───── RAW RECORDS ─────
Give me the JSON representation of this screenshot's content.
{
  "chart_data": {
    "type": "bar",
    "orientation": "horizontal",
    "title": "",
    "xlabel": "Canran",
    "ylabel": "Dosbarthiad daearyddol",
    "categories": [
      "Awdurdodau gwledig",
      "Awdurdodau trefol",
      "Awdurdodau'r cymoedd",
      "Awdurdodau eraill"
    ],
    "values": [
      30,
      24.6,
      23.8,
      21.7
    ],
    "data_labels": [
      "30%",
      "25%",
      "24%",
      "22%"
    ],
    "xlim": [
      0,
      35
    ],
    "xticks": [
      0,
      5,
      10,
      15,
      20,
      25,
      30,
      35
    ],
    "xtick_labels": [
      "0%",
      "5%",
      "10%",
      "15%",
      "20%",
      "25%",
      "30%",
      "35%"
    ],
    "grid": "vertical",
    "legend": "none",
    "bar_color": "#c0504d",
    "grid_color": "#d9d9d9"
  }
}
─────
- _EXERCISE REQUIREMENTS_:
Select and copy each line from the data that includes the word "Awdurdodau".

- _SOLUTION TO THE PROBLEM_:
      "Awdurdodau gwledig",
      "Awdurdodau trefol",
      "Awdurdodau'r cymoedd",
      "Awdurdodau eraill"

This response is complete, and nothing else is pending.